━━━━━ Provided records ━━━━━

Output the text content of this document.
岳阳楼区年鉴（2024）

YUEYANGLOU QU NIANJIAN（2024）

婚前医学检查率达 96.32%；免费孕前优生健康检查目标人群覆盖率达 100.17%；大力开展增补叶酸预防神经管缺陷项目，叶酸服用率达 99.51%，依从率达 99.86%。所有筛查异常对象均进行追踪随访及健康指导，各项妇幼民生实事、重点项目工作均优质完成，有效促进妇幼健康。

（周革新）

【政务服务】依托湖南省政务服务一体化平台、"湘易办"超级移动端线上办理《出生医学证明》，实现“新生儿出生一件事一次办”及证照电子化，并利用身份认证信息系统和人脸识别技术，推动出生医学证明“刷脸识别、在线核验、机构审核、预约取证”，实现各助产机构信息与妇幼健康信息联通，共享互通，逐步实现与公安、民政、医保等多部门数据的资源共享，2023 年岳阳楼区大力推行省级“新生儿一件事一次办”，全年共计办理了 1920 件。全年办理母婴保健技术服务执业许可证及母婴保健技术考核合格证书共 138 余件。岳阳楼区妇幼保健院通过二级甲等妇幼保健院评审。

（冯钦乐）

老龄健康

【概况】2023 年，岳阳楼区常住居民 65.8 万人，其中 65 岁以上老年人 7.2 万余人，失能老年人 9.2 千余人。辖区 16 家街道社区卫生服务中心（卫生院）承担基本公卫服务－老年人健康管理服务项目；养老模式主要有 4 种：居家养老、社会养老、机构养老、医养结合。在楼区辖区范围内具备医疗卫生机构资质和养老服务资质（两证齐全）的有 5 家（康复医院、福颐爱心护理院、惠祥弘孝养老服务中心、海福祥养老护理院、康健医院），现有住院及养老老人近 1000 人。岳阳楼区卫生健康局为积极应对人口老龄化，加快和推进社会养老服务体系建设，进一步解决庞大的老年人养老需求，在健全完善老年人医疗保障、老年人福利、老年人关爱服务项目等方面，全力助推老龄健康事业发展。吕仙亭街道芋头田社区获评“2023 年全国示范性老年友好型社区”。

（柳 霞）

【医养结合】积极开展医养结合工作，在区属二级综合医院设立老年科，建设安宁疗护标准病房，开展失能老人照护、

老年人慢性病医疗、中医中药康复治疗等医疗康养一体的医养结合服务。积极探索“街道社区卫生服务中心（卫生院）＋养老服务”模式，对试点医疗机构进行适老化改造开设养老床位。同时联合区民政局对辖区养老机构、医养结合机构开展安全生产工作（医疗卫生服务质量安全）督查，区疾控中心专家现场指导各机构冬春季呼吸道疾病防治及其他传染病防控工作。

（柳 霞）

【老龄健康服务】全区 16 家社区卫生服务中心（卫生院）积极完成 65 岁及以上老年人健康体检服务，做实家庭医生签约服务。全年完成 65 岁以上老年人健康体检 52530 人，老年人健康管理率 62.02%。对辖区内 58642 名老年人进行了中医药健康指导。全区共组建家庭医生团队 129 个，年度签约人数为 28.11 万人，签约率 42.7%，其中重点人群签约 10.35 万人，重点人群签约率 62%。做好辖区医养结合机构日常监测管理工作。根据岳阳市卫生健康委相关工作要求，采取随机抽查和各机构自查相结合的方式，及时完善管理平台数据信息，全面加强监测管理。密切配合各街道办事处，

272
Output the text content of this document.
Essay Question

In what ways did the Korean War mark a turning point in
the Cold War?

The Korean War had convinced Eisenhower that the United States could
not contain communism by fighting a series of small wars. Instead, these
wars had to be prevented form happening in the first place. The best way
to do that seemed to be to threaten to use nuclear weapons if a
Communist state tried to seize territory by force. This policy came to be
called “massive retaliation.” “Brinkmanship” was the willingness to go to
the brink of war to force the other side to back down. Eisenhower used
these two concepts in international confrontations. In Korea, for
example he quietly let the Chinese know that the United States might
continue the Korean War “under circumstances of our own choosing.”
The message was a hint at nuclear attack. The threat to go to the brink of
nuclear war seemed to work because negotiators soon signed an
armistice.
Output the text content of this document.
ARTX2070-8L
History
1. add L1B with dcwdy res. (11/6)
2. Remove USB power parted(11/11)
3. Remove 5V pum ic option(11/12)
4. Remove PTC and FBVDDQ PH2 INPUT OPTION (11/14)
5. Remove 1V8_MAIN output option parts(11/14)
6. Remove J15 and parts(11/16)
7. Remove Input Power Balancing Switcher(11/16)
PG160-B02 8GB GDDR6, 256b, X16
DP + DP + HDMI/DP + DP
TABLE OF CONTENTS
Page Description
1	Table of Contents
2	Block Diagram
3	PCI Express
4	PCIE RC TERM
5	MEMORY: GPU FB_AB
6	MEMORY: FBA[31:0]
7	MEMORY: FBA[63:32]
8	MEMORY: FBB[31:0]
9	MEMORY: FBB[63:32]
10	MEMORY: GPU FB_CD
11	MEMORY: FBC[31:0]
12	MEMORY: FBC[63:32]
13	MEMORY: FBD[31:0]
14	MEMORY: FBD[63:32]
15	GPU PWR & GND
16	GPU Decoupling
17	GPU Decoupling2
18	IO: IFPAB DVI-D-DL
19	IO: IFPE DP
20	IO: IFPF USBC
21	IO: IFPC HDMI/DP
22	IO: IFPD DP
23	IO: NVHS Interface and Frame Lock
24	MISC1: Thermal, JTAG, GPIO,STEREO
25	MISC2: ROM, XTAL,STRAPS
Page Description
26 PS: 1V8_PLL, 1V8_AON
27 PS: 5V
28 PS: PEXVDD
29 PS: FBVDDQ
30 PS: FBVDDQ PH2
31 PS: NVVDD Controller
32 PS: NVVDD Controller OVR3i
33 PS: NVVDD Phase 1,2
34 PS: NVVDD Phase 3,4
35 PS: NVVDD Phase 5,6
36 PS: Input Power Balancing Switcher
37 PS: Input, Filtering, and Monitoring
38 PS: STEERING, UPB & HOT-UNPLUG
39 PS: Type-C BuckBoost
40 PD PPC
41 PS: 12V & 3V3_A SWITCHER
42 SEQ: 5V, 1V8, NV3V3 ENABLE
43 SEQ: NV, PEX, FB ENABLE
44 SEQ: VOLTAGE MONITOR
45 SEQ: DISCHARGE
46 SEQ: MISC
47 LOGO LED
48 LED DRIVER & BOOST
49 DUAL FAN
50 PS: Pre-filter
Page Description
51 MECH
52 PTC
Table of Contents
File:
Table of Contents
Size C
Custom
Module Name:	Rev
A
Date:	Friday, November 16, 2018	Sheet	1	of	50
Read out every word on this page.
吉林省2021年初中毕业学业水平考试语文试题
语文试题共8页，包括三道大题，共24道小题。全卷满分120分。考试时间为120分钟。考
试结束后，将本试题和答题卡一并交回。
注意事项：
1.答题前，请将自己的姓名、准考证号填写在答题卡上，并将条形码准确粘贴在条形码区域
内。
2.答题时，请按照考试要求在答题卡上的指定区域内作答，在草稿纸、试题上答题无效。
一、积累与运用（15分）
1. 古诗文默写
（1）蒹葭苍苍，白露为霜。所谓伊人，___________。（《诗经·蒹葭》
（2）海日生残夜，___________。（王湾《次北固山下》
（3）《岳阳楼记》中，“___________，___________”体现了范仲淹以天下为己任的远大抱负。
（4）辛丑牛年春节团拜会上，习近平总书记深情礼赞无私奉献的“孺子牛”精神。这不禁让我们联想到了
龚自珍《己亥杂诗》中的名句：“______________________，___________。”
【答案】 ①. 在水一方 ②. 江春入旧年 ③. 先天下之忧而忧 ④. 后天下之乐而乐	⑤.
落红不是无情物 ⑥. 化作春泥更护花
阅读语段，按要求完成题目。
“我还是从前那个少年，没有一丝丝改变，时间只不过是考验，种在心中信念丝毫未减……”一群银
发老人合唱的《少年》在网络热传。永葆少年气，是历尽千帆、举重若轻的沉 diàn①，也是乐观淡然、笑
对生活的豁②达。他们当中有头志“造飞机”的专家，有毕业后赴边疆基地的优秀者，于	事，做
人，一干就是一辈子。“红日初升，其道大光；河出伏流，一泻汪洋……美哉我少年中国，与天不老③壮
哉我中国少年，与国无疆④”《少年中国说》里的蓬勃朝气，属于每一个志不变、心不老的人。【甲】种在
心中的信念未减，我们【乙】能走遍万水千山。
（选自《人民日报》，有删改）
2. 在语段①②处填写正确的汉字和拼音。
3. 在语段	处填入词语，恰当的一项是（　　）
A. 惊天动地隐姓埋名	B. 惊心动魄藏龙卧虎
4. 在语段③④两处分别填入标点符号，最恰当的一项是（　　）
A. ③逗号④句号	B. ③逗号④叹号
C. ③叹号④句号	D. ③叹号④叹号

━━━━━

Copy out each line of the records where the string "NVVDD" appears.

31 PS: NVVDD Controller
32 PS: NVVDD Controller OVR3i
33 PS: NVVDD Phase 1,2
34 PS: NVVDD Phase 3,4
35 PS: NVVDD Phase 5,6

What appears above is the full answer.